**Given request**
Every line below should be repeated exactly.

(Saved entries)
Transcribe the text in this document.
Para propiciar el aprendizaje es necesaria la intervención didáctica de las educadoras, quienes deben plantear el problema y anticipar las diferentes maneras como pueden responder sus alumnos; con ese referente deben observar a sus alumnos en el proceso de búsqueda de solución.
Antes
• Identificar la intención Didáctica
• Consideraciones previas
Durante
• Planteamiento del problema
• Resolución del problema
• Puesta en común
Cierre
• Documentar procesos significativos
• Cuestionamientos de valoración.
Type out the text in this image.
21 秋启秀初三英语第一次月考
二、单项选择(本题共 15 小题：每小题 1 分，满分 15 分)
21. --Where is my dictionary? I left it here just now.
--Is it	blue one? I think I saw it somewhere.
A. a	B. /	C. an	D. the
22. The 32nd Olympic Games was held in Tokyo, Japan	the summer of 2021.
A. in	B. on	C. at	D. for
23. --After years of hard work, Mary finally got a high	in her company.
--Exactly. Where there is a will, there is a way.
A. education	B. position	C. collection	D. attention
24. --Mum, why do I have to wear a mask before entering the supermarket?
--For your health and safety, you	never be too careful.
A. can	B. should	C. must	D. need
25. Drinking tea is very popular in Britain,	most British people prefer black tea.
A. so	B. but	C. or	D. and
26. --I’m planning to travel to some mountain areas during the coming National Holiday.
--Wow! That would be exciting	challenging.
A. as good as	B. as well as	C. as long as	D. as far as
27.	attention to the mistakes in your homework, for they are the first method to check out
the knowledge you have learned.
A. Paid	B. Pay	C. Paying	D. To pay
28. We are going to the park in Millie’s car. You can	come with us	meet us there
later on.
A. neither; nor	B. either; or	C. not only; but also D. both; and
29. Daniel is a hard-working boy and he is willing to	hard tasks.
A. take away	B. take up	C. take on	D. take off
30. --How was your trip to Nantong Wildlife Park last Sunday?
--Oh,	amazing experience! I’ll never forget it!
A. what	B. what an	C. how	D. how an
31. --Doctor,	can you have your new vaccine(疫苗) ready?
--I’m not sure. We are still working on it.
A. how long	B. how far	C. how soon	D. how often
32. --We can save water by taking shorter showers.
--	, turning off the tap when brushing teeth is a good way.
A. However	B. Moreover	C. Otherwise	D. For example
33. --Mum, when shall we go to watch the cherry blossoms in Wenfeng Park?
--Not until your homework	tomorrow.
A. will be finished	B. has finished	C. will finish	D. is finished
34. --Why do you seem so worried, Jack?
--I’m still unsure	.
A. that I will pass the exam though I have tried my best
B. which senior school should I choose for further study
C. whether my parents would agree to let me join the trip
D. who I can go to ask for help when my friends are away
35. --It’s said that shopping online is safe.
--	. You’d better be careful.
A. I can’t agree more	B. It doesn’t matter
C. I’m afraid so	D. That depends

**Complete answer**
Transcribe the text in this document.
Para propiciar el aprendizaje es necesaria la intervención didáctica de las educadoras, quienes deben plantear el problema y anticipar las diferentes maneras como pueden responder sus alumnos; con ese referente deben observar a sus alumnos en el proceso de búsqueda de solución.
Antes
• Identificar la intención Didáctica
• Consideraciones previas
Durante
• Planteamiento del problema
• Resolución del problema
• Puesta en común
Cierre
• Documentar procesos significativos
• Cuestionamientos de valoración.
Type out the text in this image.
21 秋启秀初三英语第一次月考
二、单项选择(本题共 15 小题：每小题 1 分，满分 15 分)
21. --Where is my dictionary? I left it here just now.
--Is it	blue one? I think I saw it somewhere.
A. a	B. /	C. an	D. the
22. The 32nd Olympic Games was held in Tokyo, Japan	the summer of 2021.
A. in	B. on	C. at	D. for
23. --After years of hard work, Mary finally got a high	in her company.
--Exactly. Where there is a will, there is a way.
A. education	B. position	C. collection	D. attention
24. --Mum, why do I have to wear a mask before entering the supermarket?
--For your health and safety, you	never be too careful.
A. can	B. should	C. must	D. need
25. Drinking tea is very popular in Britain,	most British people prefer black tea.
A. so	B. but	C. or	D. and
26. --I’m planning to travel to some mountain areas during the coming National Holiday.
--Wow! That would be exciting	challenging.
A. as good as	B. as well as	C. as long as	D. as far as
27.	attention to the mistakes in your homework, for they are the first method to check out
the knowledge you have learned.
A. Paid	B. Pay	C. Paying	D. To pay
28. We are going to the park in Millie’s car. You can	come with us	meet us there
later on.
A. neither; nor	B. either; or	C. not only; but also D. both; and
29. Daniel is a hard-working boy and he is willing to	hard tasks.
A. take away	B. take up	C. take on	D. take off
30. --How was your trip to Nantong Wildlife Park last Sunday?
--Oh,	amazing experience! I’ll never forget it!
A. what	B. what an	C. how	D. how an
31. --Doctor,	can you have your new vaccine(疫苗) ready?
--I’m not sure. We are still working on it.
A. how long	B. how far	C. how soon	D. how often
32. --We can save water by taking shorter showers.
--	, turning off the tap when brushing teeth is a good way.
A. However	B. Moreover	C. Otherwise	D. For example
33. --Mum, when shall we go to watch the cherry blossoms in Wenfeng Park?
--Not until your homework	tomorrow.
A. will be finished	B. has finished	C. will finish	D. is finished
34. --Why do you seem so worried, Jack?
--I’m still unsure	.
A. that I will pass the exam though I have tried my best
B. which senior school should I choose for further study
C. whether my parents would agree to let me join the trip
D. who I can go to ask for help when my friends are away
35. --It’s said that shopping online is safe.
--	. You’d better be careful.
A. I can’t agree more	B. It doesn’t matter
C. I’m afraid so	D. That depends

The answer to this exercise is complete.